* DATA SHOWN
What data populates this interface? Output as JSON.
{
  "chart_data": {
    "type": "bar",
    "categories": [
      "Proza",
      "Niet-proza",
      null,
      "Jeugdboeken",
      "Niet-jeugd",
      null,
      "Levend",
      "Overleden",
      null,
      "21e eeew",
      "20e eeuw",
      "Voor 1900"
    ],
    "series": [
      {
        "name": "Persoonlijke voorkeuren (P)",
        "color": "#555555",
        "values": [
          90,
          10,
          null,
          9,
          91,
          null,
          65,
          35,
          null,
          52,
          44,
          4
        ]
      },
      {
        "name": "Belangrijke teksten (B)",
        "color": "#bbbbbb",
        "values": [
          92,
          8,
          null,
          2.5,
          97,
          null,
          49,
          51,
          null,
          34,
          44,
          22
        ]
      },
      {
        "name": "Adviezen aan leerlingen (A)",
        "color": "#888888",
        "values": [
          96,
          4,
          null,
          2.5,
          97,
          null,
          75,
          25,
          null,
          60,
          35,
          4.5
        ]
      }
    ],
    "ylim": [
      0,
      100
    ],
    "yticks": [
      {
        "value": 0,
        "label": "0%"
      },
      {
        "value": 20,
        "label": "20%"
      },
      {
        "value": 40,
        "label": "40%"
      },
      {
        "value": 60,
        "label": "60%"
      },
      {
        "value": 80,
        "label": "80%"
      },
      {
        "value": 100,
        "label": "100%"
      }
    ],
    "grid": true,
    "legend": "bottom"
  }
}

* EXERCISE OBJECTIVE
Please quote the data above in full, with no line missing.

* TASK SOLUTION
What data populates this interface? Output as JSON.
{
  "chart_data": {
    "type": "bar",
    "categories": [
      "Proza",
      "Niet-proza",
      null,
      "Jeugdboeken",
      "Niet-jeugd",
      null,
      "Levend",
      "Overleden",
      null,
      "21e eeew",
      "20e eeuw",
      "Voor 1900"
    ],
    "series": [
      {
        "name": "Persoonlijke voorkeuren (P)",
        "color": "#555555",
        "values": [
          90,
          10,
          null,
          9,
          91,
          null,
          65,
          35,
          null,
          52,
          44,
          4
        ]
      },
      {
        "name": "Belangrijke teksten (B)",
        "color": "#bbbbbb",
        "values": [
          92,
          8,
          null,
          2.5,
          97,
          null,
          49,
          51,
          null,
          34,
          44,
          22
        ]
      },
      {
        "name": "Adviezen aan leerlingen (A)",
        "color": "#888888",
        "values": [
          96,
          4,
          null,
          2.5,
          97,
          null,
          75,
          25,
          null,
          60,
          35,
          4.5
        ]
      }
    ],
    "ylim": [
      0,
      100
    ],
    "yticks": [
      {
        "value": 0,
        "label": "0%"
      },
      {
        "value": 20,
        "label": "20%"
      },
      {
        "value": 40,
        "label": "40%"
      },
      {
        "value": 60,
        "label": "60%"
      },
      {
        "value": 80,
        "label": "80%"
      },
      {
        "value": 100,
        "label": "100%"
      }
    ],
    "grid": true,
    "legend": "bottom"
  }
}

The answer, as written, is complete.